→ Records provided:
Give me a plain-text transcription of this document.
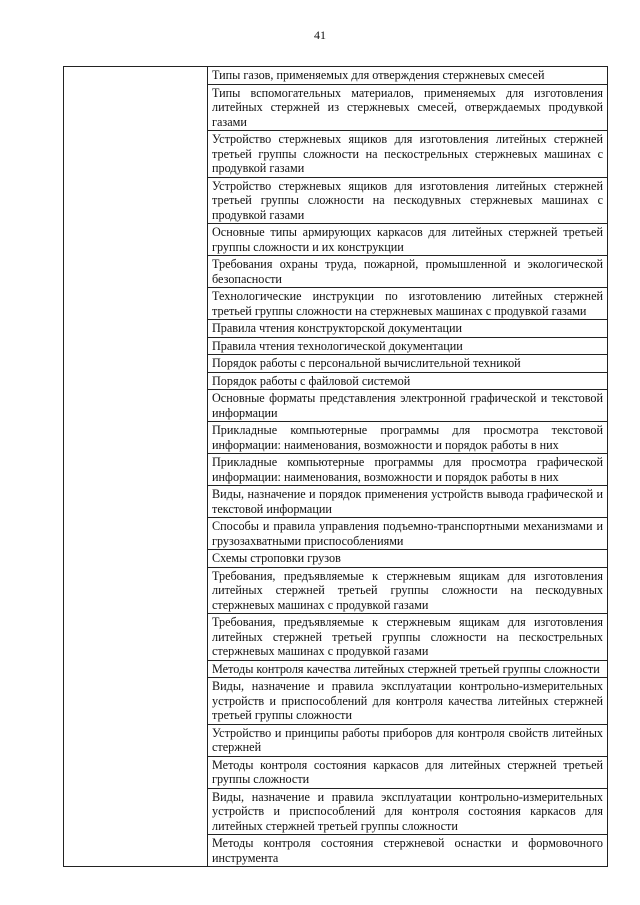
41
	Типы газов, применяемых для отверждения стержневых смесей
	Типы вспомогательных материалов, применяемых для изготовления литейных стержней из стержневых смесей, отверждаемых продувкой газами
	Устройство стержневых ящиков для изготовления литейных стержней третьей группы сложности на пескострельных стержневых машинах с продувкой газами
	Устройство стержневых ящиков для изготовления литейных стержней третьей группы сложности на пескодувных стержневых машинах с продувкой газами
	Основные типы армирующих каркасов для литейных стержней третьей группы сложности и их конструкции
	Требования охраны труда, пожарной, промышленной и экологической безопасности
	Технологические инструкции по изготовлению литейных стержней третьей группы сложности на стержневых машинах с продувкой газами
	Правила чтения конструкторской документации
	Правила чтения технологической документации
	Порядок работы с персональной вычислительной техникой
	Порядок работы с файловой системой
	Основные форматы представления электронной графической и текстовой информации
	Прикладные компьютерные программы для просмотра текстовой информации: наименования, возможности и порядок работы в них
	Прикладные компьютерные программы для просмотра графической информации: наименования, возможности и порядок работы в них
	Виды, назначение и порядок применения устройств вывода графической и текстовой информации
	Способы и правила управления подъемно-транспортными механизмами и грузозахватными приспособлениями
	Схемы строповки грузов
	Требования, предъявляемые к стержневым ящикам для изготовления литейных стержней третьей группы сложности на пескодувных стержневых машинах с продувкой газами
	Требования, предъявляемые к стержневым ящикам для изготовления литейных стержней третьей группы сложности на пескострельных стержневых машинах с продувкой газами
	Методы контроля качества литейных стержней третьей группы сложности
	Виды, назначение и правила эксплуатации контрольно-измерительных устройств и приспособлений для контроля качества литейных стержней третьей группы сложности
	Устройство и принципы работы приборов для контроля свойств литейных стержней
	Методы контроля состояния каркасов для литейных стержней третьей группы сложности
	Виды, назначение и правила эксплуатации контрольно-измерительных устройств и приспособлений для контроля состояния каркасов для литейных стержней третьей группы сложности
	Методы контроля состояния стержневой оснастки и формовочного инструмента
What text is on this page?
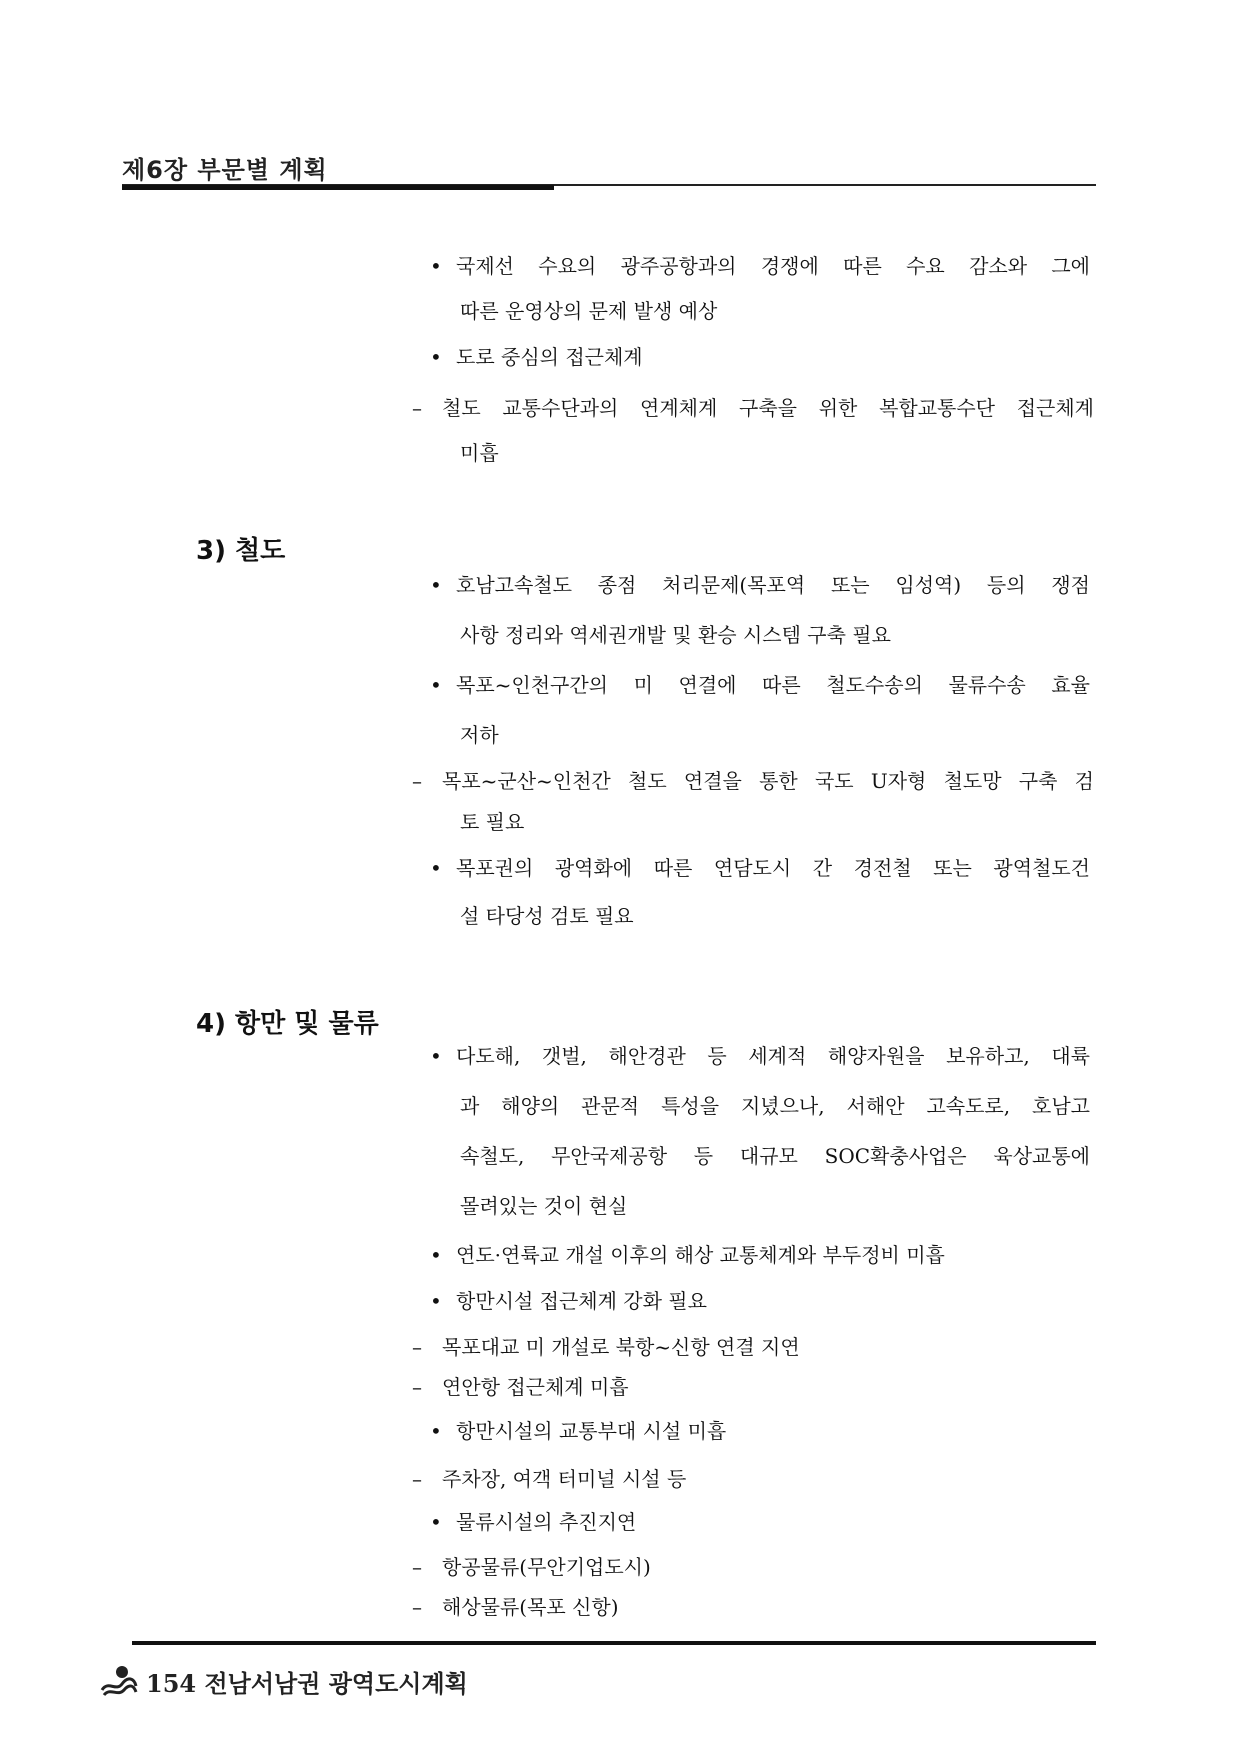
제6장 부문별 계획
• 국제선 수요의 광주공항과의 경쟁에 따른 수요 감소와 그에
따른 운영상의 문제 발생 예상
• 도로 중심의 접근체계
– 철도 교통수단과의 연계체계 구축을 위한 복합교통수단 접근체계
미흡
3) 철도
• 호남고속철도 종점 처리문제(목포역 또는 임성역) 등의 쟁점
사항 정리와 역세권개발 및 환승 시스템 구축 필요
• 목포~인천구간의 미 연결에 따른 철도수송의 물류수송 효율
저하
– 목포~군산~인천간 철도 연결을 통한 국도 U자형 철도망 구축 검
토 필요
• 목포권의 광역화에 따른 연담도시 간 경전철 또는 광역철도건
설 타당성 검토 필요
4) 항만 및 물류
• 다도해, 갯벌, 해안경관 등 세계적 해양자원을 보유하고, 대륙
과 해양의 관문적 특성을 지녔으나, 서해안 고속도로, 호남고
속철도, 무안국제공항 등 대규모 SOC확충사업은 육상교통에
몰려있는 것이 현실
• 연도·연륙교 개설 이후의 해상 교통체계와 부두정비 미흡
• 항만시설 접근체계 강화 필요
– 목포대교 미 개설로 북항~신항 연결 지연
– 연안항 접근체계 미흡
• 항만시설의 교통부대 시설 미흡
– 주차장, 여객 터미널 시설 등
• 물류시설의 추진지연
– 항공물류(무안기업도시)
– 해상물류(목포 신항)
154 전남서남권 광역도시계획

→ Stated goal: Keep only the lines that hold the string "Методы", and copy them out.

→ Correct answer:
	Методы контроля качества литейных стержней третьей группы сложности
	Методы контроля состояния каркасов для литейных стержней третьей группы сложности
	Методы контроля состояния стержневой оснастки и формовочного инструмента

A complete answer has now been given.